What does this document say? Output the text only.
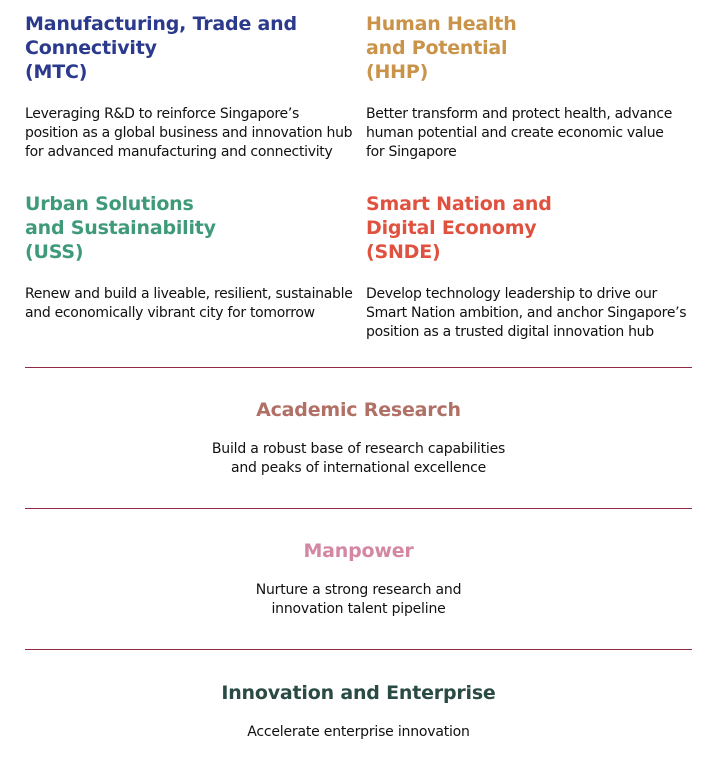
Manufacturing, Trade and
Connectivity
(MTC)

Leveraging R&D to reinforce Singapore’s
position as a global business and innovation hub
for advanced manufacturing and connectivity

Human Health
and Potential
(HHP)

Better transform and protect health, advance
human potential and create economic value
for Singapore

Urban Solutions
and Sustainability
(USS)

Renew and build a liveable, resilient, sustainable
and economically vibrant city for tomorrow

Smart Nation and
Digital Economy
(SNDE)

Develop technology leadership to drive our
Smart Nation ambition, and anchor Singapore’s
position as a trusted digital innovation hub

Academic Research

Build a robust base of research capabilities
and peaks of international excellence

Manpower

Nurture a strong research and
innovation talent pipeline

Innovation and Enterprise

Accelerate enterprise innovation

# [EXERCISE]
Set the listing down in full and exactly. Pictures within it should not appear in the copy.

# [FULL RESPONSE]
What does this document say? Output the text only.
Manufacturing, Trade and
Connectivity
(MTC)

Leveraging R&D to reinforce Singapore’s
position as a global business and innovation hub
for advanced manufacturing and connectivity

Human Health
and Potential
(HHP)

Better transform and protect health, advance
human potential and create economic value
for Singapore

Urban Solutions
and Sustainability
(USS)

Renew and build a liveable, resilient, sustainable
and economically vibrant city for tomorrow

Smart Nation and
Digital Economy
(SNDE)

Develop technology leadership to drive our
Smart Nation ambition, and anchor Singapore’s
position as a trusted digital innovation hub

Academic Research

Build a robust base of research capabilities
and peaks of international excellence

Manpower

Nurture a strong research and
innovation talent pipeline

Innovation and Enterprise

Accelerate enterprise innovation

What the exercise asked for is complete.